## Requirement
Find the word "días" in the listing; pull out each line holding it.

## Supplied entries
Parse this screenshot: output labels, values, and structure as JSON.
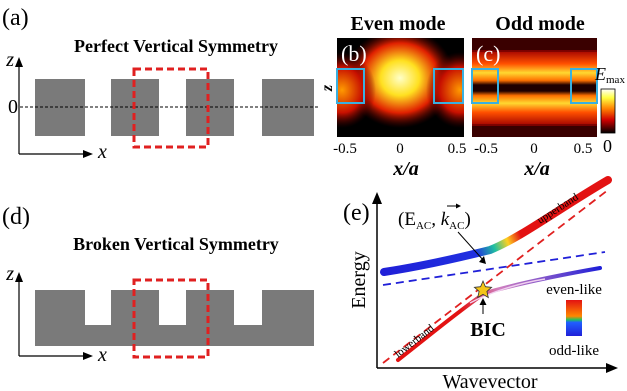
{
  "panel_a": {
    "label": "(a)",
    "title": "Perfect Vertical Symmetry",
    "axis_z": "z",
    "axis_x": "x",
    "zero_label": "0"
  },
  "panel_b": {
    "label": "(b)",
    "title": "Even mode"
  },
  "panel_c": {
    "label": "(c)",
    "title": "Odd mode"
  },
  "field_axes": {
    "z_label": "z",
    "x_label": "x/a",
    "b_ticks": [
      "-0.5",
      "0",
      "0.5"
    ],
    "c_ticks": [
      "-0.5",
      "0",
      "0.5"
    ]
  },
  "colorbar": {
    "max_label_main": "E",
    "max_label_sub": "max",
    "min_label": "0"
  },
  "panel_d": {
    "label": "(d)",
    "title": "Broken Vertical Symmetry",
    "axis_z": "z",
    "axis_x": "x"
  },
  "panel_e": {
    "label": "(e)",
    "ylabel": "Energy",
    "xlabel": "Wavevector",
    "annotation_main": "(E",
    "annotation_sub1": "AC",
    "annotation_mid": ", k",
    "annotation_sub2": "AC",
    "annotation_end": ")",
    "upper_band_label": "upperband",
    "lower_band_label": "lowerband",
    "bic_label": "BIC",
    "legend_top": "even-like",
    "legend_bottom": "odd-like"
  },
  "colors": {
    "grating": "#7a7a7a",
    "highlight": "#e02020",
    "mode_outline": "#3ab0e0",
    "band_upper": "#e31212",
    "band_lower": "#2020d8",
    "star": "#f5c518"
  }
}
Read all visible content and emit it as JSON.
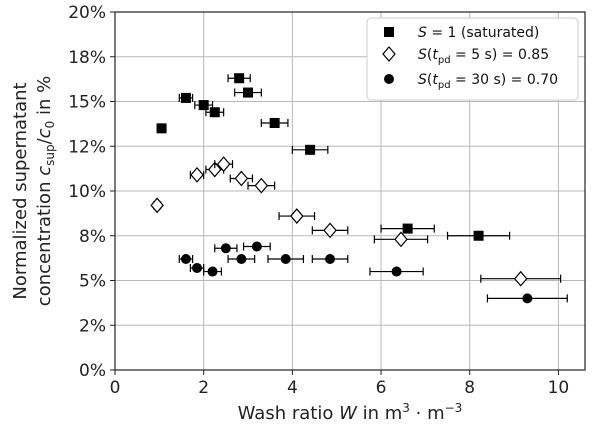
{
  "chart_data": {
    "type": "scatter",
    "xlabel": "Wash ratio W in m³·m⁻³",
    "ylabel": [
      "Normalized supernatant",
      "concentration c_sup/c_0 in %"
    ],
    "xlim": [
      0,
      10.6
    ],
    "ylim": [
      0,
      20
    ],
    "xticks": [
      0,
      2,
      4,
      6,
      8,
      10
    ],
    "xtick_labels": [
      "0",
      "2",
      "4",
      "6",
      "8",
      "10"
    ],
    "yticks": [
      0,
      2.5,
      5,
      7.5,
      10,
      12.5,
      15,
      17.5,
      20
    ],
    "ytick_labels": [
      "0%",
      "2%",
      "5%",
      "8%",
      "10%",
      "12%",
      "15%",
      "18%",
      "20%"
    ],
    "grid": true,
    "legend_position": "top-right",
    "series": [
      {
        "name": "S = 1 (saturated)",
        "marker": "square",
        "points": [
          {
            "x": 1.05,
            "y": 13.5,
            "xerr": 0.08
          },
          {
            "x": 1.6,
            "y": 15.2,
            "xerr": 0.15
          },
          {
            "x": 2.0,
            "y": 14.8,
            "xerr": 0.2
          },
          {
            "x": 2.25,
            "y": 14.4,
            "xerr": 0.2
          },
          {
            "x": 2.8,
            "y": 16.3,
            "xerr": 0.25
          },
          {
            "x": 3.0,
            "y": 15.5,
            "xerr": 0.3
          },
          {
            "x": 3.6,
            "y": 13.8,
            "xerr": 0.3
          },
          {
            "x": 4.4,
            "y": 12.3,
            "xerr": 0.4
          },
          {
            "x": 6.6,
            "y": 7.9,
            "xerr": 0.6
          },
          {
            "x": 8.2,
            "y": 7.5,
            "xerr": 0.7
          }
        ]
      },
      {
        "name": "S(t_pd = 5 s) = 0.85",
        "marker": "diamond",
        "points": [
          {
            "x": 0.95,
            "y": 9.2,
            "xerr": 0.08
          },
          {
            "x": 1.85,
            "y": 10.9,
            "xerr": 0.15
          },
          {
            "x": 2.25,
            "y": 11.2,
            "xerr": 0.2
          },
          {
            "x": 2.45,
            "y": 11.5,
            "xerr": 0.2
          },
          {
            "x": 2.85,
            "y": 10.7,
            "xerr": 0.25
          },
          {
            "x": 3.3,
            "y": 10.3,
            "xerr": 0.3
          },
          {
            "x": 4.1,
            "y": 8.6,
            "xerr": 0.4
          },
          {
            "x": 4.85,
            "y": 7.8,
            "xerr": 0.4
          },
          {
            "x": 6.45,
            "y": 7.3,
            "xerr": 0.6
          },
          {
            "x": 9.15,
            "y": 5.1,
            "xerr": 0.9
          }
        ]
      },
      {
        "name": "S(t_pd = 30 s) = 0.70",
        "marker": "circle",
        "points": [
          {
            "x": 1.6,
            "y": 6.2,
            "xerr": 0.15
          },
          {
            "x": 1.85,
            "y": 5.7,
            "xerr": 0.15
          },
          {
            "x": 2.2,
            "y": 5.5,
            "xerr": 0.2
          },
          {
            "x": 2.5,
            "y": 6.8,
            "xerr": 0.25
          },
          {
            "x": 2.85,
            "y": 6.2,
            "xerr": 0.3
          },
          {
            "x": 3.2,
            "y": 6.9,
            "xerr": 0.3
          },
          {
            "x": 3.85,
            "y": 6.2,
            "xerr": 0.4
          },
          {
            "x": 4.85,
            "y": 6.2,
            "xerr": 0.4
          },
          {
            "x": 6.35,
            "y": 5.5,
            "xerr": 0.6
          },
          {
            "x": 9.3,
            "y": 4.0,
            "xerr": 0.9
          }
        ]
      }
    ]
  }
}
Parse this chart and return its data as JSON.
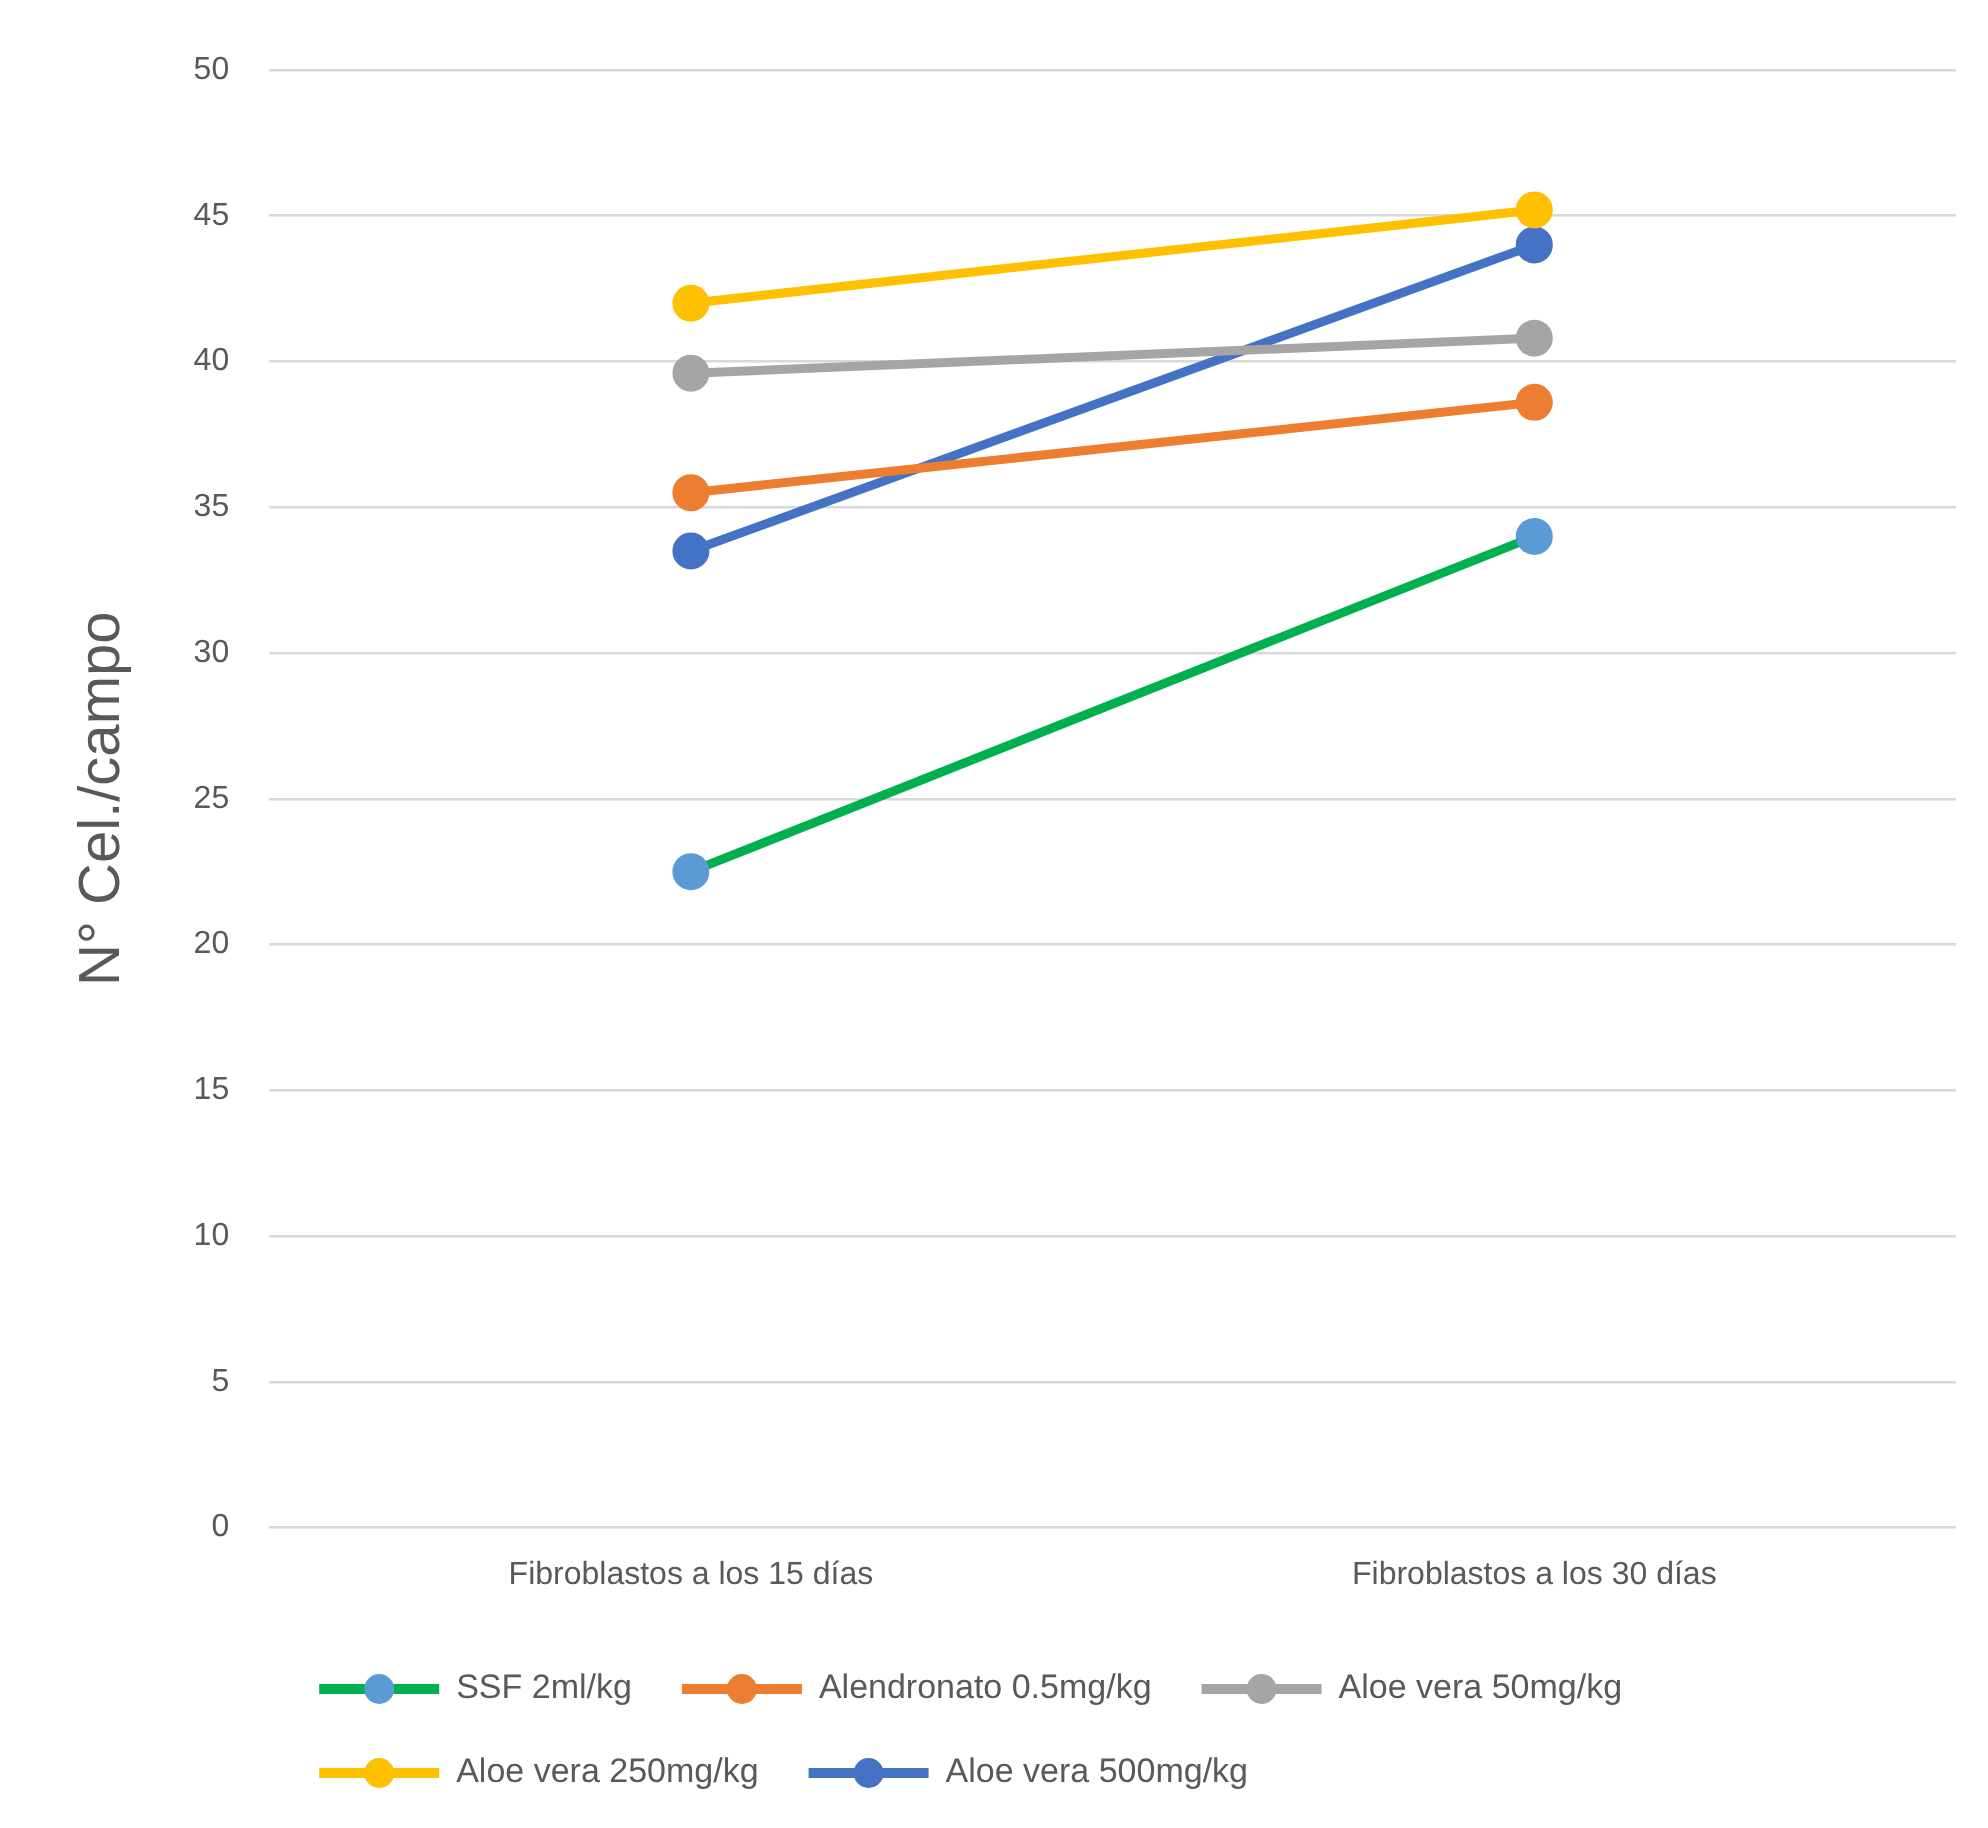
{
  "chart_data": {
    "type": "line",
    "ylabel": "N° Cel./campo",
    "categories": [
      "Fibroblastos a los 15 días",
      "Fibroblastos a los 30 días"
    ],
    "series": [
      {
        "name": "SSF 2ml/kg",
        "color": "#00b050",
        "colors": [
          "#5b9bd5",
          "#5b9bd5"
        ],
        "values": [
          22.5,
          34
        ]
      },
      {
        "name": "Alendronato 0.5mg/kg",
        "color": "#ed7d31",
        "values": [
          35.5,
          38.6
        ]
      },
      {
        "name": "Aloe vera 50mg/kg",
        "color": "#a5a5a5",
        "values": [
          39.6,
          40.8
        ]
      },
      {
        "name": "Aloe vera 250mg/kg",
        "color": "#ffc000",
        "values": [
          42,
          45.2
        ]
      },
      {
        "name": "Aloe vera 500mg/kg",
        "color": "#4472c4",
        "values": [
          33.5,
          44
        ]
      }
    ],
    "ylim": [
      0,
      50
    ],
    "yticks": [
      0,
      5,
      10,
      15,
      20,
      25,
      30,
      35,
      40,
      45,
      50
    ],
    "grid": "y",
    "legend": "bottom",
    "marker": "circle",
    "line_style": "solid"
  }
}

## The result
      "Fibroblastos a los 15 días",
      "Fibroblastos a los 30 días"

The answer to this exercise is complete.